Exercise: Copy out the material exactly, from its first line down through the line containing "- index-entry: Grynfeltt.", with both ends included.

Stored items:

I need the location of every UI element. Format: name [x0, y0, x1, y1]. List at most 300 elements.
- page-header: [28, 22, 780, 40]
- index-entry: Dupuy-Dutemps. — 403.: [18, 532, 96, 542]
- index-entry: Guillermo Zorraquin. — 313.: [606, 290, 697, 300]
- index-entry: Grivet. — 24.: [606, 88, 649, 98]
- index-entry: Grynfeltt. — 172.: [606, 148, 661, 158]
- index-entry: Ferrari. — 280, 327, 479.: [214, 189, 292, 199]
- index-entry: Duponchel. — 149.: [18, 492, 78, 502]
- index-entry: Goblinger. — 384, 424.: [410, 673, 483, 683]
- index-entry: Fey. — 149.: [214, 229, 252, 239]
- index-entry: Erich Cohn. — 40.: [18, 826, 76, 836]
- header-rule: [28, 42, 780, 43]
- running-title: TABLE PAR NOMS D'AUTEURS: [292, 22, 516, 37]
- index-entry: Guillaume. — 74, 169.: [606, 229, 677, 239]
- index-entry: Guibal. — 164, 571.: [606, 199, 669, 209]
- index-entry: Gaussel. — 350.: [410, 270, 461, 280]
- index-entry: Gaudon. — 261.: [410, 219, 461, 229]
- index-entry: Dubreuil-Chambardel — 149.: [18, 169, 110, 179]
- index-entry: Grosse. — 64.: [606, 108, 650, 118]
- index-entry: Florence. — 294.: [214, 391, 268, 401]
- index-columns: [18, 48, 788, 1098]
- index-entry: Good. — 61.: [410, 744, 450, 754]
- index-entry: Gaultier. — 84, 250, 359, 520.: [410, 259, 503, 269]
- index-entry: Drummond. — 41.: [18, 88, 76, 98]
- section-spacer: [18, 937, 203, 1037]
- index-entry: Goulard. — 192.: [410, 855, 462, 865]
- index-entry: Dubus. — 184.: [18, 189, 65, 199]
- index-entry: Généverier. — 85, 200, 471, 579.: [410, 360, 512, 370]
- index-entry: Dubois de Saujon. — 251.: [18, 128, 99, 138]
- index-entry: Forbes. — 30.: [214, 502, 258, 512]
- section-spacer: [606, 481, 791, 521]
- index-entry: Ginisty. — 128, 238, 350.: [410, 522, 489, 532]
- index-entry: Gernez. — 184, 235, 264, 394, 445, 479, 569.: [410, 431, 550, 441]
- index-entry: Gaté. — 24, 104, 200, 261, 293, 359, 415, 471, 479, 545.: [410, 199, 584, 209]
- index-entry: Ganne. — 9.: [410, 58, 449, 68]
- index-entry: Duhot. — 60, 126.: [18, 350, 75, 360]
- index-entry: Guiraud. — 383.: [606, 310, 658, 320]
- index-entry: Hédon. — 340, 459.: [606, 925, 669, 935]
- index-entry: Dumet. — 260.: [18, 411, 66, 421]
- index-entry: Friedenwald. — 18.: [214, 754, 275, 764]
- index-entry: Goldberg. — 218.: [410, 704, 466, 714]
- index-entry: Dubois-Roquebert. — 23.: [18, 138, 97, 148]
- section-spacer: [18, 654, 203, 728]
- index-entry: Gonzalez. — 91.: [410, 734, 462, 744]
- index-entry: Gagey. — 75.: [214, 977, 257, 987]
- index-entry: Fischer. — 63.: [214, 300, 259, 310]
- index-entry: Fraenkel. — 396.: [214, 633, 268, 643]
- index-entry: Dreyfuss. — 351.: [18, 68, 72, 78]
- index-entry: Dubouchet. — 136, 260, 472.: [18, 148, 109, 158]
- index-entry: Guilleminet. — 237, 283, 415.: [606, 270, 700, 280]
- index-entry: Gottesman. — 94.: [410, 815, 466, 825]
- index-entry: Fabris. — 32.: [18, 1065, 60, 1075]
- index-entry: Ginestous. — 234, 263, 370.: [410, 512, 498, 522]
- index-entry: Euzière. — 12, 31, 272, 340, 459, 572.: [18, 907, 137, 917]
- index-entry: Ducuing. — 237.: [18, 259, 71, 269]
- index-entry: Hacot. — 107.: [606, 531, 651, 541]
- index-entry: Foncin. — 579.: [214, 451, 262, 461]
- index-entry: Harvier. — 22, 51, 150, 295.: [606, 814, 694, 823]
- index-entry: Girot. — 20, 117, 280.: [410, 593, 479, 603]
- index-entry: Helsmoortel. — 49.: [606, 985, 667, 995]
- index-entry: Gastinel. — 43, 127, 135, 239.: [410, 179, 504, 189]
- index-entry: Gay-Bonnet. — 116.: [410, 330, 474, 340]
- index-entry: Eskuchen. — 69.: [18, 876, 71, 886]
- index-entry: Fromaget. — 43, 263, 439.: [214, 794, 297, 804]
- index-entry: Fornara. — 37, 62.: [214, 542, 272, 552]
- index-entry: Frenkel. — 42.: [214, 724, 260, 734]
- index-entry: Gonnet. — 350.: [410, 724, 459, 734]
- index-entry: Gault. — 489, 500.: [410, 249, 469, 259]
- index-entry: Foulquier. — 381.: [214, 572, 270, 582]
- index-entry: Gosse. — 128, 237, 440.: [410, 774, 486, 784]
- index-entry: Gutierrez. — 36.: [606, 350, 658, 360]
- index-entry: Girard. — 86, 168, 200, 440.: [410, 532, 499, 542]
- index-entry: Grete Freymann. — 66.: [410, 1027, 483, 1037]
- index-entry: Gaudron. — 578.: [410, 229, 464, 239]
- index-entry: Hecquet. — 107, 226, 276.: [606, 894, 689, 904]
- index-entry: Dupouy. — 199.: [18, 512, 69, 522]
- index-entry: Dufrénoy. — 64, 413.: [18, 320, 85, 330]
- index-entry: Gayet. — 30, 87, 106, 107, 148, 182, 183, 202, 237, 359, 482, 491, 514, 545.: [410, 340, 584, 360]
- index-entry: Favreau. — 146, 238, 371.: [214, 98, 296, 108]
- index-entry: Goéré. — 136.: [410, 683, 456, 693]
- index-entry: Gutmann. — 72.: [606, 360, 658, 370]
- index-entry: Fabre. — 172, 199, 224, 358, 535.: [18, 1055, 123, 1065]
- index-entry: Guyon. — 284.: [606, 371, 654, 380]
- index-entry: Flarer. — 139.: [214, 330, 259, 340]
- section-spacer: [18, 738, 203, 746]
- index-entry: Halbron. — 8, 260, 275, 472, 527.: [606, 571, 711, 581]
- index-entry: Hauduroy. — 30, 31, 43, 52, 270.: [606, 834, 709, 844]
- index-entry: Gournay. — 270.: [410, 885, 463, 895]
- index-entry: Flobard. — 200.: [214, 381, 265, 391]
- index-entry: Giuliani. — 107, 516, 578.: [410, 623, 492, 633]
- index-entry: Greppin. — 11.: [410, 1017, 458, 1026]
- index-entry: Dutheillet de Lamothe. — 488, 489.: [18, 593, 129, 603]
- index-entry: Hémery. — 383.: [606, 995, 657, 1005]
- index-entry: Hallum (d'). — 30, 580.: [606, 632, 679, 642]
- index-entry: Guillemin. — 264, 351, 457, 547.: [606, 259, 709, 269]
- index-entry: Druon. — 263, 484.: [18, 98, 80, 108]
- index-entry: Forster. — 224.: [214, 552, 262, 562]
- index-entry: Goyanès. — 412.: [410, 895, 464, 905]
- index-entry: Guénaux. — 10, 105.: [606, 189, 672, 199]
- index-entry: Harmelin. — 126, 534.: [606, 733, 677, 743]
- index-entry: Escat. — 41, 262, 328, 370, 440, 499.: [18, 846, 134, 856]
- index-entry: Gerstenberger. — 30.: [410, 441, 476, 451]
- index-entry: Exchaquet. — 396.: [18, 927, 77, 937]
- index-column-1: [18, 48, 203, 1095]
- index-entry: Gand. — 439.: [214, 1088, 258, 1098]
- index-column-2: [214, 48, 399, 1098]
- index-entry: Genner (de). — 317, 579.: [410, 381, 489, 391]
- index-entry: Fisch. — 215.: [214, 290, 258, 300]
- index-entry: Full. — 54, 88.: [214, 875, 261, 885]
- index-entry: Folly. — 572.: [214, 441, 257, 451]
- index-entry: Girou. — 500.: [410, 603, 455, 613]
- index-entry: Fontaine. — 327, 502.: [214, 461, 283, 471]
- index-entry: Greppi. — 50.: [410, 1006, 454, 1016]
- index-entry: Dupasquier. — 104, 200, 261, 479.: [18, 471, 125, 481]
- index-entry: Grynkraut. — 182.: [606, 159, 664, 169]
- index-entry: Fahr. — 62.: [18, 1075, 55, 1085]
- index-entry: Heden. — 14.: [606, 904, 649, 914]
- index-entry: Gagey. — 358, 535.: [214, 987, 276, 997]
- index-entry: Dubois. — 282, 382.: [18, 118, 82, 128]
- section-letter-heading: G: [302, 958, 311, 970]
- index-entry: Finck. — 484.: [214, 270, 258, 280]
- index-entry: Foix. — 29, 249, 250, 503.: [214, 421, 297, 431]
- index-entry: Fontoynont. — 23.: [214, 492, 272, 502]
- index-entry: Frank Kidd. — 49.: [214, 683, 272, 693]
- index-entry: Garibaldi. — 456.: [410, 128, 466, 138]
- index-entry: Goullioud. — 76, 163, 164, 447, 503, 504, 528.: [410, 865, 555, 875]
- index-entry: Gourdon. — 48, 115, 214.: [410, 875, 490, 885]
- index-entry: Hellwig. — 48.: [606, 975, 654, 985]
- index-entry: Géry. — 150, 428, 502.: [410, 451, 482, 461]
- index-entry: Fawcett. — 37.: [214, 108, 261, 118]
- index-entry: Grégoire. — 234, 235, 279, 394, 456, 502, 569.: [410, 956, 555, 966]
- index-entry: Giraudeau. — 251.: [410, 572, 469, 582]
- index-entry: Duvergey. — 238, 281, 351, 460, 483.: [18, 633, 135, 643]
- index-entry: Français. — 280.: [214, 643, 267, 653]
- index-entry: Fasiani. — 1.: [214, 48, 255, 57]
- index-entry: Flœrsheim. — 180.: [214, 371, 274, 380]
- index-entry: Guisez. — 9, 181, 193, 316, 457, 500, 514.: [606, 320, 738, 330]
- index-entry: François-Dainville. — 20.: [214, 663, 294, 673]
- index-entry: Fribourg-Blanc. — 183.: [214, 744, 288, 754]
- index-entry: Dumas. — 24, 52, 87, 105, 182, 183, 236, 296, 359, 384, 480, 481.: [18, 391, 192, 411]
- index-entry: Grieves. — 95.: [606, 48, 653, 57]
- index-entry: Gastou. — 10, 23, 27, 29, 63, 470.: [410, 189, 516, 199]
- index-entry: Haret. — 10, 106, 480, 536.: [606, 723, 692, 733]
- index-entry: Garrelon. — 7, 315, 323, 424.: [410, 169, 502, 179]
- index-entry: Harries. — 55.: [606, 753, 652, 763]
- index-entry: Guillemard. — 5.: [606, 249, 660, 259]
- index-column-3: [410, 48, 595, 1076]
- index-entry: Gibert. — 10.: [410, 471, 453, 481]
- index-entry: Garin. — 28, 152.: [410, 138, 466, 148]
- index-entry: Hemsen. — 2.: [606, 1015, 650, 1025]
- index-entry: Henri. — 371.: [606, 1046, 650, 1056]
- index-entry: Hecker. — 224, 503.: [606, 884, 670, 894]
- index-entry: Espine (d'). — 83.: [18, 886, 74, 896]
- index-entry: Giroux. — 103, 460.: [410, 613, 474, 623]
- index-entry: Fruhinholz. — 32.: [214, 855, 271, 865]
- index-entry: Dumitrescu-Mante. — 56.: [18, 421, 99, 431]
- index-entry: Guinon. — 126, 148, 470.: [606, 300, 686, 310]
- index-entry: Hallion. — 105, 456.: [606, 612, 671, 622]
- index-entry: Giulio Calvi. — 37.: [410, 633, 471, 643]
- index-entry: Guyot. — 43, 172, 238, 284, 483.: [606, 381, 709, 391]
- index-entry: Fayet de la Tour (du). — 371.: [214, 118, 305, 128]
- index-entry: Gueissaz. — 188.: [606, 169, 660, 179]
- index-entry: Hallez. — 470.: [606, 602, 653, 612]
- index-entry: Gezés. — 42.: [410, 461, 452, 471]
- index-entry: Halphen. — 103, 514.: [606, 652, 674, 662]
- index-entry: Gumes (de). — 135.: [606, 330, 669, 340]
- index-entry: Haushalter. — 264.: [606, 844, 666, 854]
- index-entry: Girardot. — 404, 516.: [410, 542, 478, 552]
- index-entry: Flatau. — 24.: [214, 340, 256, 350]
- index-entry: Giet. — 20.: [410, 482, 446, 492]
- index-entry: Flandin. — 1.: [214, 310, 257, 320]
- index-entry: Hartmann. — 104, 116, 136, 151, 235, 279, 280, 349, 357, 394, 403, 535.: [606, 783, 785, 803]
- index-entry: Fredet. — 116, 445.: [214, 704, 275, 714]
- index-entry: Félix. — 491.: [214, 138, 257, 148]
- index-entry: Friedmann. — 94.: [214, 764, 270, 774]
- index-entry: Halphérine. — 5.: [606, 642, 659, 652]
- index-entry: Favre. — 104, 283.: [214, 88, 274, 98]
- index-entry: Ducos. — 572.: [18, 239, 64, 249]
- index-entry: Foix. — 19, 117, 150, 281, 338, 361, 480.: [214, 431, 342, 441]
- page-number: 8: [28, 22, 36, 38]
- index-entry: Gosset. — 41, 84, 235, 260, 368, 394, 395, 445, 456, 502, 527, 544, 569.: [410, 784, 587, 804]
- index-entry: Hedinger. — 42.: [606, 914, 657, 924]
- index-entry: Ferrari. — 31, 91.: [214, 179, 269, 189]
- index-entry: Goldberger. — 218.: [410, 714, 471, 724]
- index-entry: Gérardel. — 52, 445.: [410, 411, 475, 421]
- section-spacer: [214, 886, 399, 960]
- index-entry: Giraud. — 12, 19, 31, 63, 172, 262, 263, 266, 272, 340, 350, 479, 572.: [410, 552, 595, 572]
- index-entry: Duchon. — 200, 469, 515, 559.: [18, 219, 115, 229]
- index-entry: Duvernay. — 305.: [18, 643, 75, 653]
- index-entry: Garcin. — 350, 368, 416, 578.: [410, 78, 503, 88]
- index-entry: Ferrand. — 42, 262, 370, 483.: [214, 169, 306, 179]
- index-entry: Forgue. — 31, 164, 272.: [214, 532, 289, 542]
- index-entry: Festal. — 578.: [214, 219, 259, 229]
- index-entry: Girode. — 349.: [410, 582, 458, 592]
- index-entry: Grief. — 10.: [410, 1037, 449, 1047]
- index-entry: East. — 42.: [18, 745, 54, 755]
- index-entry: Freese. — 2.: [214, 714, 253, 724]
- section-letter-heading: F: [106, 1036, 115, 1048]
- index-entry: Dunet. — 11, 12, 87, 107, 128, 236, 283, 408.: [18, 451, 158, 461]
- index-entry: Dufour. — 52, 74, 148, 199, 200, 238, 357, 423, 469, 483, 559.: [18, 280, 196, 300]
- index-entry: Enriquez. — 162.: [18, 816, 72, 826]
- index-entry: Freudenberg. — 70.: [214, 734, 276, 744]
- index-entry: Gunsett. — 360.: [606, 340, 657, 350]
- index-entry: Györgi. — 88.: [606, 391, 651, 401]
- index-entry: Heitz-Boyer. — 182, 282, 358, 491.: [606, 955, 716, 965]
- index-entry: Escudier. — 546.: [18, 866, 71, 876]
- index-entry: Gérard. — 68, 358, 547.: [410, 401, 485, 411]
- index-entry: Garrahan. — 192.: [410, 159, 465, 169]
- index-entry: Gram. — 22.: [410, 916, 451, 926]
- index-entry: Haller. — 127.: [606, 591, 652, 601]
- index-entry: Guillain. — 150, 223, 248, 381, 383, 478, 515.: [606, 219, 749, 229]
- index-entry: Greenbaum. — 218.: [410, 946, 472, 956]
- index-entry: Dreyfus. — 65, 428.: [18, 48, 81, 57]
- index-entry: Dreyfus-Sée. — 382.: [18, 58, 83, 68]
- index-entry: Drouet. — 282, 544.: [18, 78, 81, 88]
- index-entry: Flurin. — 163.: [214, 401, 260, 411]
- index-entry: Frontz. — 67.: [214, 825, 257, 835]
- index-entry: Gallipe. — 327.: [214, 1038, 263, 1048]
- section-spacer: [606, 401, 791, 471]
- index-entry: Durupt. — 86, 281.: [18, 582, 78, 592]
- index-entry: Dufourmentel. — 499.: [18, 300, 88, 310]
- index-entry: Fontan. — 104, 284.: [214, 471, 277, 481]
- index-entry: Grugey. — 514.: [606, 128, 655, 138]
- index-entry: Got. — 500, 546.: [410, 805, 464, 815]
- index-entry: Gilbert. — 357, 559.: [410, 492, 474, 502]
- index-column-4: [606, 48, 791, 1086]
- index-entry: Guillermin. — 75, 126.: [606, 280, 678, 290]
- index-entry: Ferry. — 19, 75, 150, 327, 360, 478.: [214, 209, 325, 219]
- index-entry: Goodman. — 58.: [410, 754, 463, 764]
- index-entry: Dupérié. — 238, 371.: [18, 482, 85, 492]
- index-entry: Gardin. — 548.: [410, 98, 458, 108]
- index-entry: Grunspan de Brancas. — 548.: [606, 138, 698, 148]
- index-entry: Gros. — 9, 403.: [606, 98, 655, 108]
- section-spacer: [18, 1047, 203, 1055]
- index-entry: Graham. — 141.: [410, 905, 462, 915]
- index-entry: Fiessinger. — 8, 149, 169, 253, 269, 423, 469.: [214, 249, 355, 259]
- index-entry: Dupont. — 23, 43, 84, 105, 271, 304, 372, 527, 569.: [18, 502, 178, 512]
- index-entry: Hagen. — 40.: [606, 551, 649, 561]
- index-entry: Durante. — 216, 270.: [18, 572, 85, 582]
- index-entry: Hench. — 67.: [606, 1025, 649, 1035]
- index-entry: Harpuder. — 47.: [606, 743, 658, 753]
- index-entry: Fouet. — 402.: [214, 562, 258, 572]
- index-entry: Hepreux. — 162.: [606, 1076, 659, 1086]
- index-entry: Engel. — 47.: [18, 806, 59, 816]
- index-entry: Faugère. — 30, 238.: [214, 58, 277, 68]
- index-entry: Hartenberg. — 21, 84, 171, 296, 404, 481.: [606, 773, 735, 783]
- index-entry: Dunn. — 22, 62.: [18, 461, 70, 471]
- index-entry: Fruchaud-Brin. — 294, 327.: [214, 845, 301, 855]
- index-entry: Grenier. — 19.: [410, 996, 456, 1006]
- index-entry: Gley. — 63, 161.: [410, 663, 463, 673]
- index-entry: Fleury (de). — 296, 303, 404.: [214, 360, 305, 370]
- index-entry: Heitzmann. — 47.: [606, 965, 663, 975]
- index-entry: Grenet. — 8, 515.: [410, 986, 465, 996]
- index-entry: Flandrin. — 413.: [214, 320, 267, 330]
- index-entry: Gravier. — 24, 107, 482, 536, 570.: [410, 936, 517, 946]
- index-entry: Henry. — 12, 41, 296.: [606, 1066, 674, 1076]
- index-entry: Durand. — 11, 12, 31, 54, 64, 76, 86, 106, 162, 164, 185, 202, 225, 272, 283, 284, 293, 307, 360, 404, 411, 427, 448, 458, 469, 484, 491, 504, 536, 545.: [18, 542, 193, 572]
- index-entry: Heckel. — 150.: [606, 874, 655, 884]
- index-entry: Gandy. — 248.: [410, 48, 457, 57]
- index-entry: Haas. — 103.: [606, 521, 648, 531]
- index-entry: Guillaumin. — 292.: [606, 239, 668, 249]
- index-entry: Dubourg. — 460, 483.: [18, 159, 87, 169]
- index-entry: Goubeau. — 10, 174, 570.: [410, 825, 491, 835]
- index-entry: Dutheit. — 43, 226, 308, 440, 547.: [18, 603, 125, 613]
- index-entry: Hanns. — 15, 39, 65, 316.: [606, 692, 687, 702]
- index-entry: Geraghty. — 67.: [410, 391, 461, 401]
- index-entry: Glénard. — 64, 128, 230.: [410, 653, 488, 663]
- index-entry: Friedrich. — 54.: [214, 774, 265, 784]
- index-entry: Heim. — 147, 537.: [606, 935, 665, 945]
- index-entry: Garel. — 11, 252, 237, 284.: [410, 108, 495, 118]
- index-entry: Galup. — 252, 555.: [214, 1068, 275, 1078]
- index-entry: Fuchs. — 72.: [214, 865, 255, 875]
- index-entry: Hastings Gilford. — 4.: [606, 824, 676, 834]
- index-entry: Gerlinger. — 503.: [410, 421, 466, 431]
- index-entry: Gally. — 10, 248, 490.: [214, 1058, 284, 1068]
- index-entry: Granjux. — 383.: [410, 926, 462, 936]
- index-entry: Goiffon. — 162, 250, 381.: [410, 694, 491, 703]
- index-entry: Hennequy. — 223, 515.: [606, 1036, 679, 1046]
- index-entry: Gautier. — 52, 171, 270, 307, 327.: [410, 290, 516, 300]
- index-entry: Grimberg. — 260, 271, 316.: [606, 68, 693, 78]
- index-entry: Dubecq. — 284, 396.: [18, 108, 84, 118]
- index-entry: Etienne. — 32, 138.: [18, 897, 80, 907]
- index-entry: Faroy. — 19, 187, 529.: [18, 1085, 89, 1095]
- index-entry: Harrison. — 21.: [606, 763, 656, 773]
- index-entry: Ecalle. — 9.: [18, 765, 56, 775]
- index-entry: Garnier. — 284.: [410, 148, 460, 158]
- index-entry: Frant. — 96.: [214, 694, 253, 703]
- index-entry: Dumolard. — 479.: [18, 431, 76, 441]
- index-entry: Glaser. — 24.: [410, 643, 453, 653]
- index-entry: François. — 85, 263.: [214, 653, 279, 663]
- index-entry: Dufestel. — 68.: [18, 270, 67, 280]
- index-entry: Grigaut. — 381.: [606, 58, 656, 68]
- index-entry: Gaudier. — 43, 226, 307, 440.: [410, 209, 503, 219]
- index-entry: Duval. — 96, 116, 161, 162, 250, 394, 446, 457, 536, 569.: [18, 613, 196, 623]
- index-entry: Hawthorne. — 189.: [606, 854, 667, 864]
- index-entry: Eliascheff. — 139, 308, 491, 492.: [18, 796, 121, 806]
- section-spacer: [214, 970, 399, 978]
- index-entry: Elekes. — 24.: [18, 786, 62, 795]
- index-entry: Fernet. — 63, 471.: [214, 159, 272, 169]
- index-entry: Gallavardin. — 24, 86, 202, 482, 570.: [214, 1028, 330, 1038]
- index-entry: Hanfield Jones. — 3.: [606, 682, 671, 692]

Reply:
I need the location of every UI element. Format: name [x0, y0, x1, y1]. List at most 300 elements.
- page-header: [28, 22, 780, 40]
- index-entry: Dupuy-Dutemps. — 403.: [18, 532, 96, 542]
- index-entry: Guillermo Zorraquin. — 313.: [606, 290, 697, 300]
- index-entry: Grivet. — 24.: [606, 88, 649, 98]
- index-entry: Grynfeltt. — 172.: [606, 148, 661, 158]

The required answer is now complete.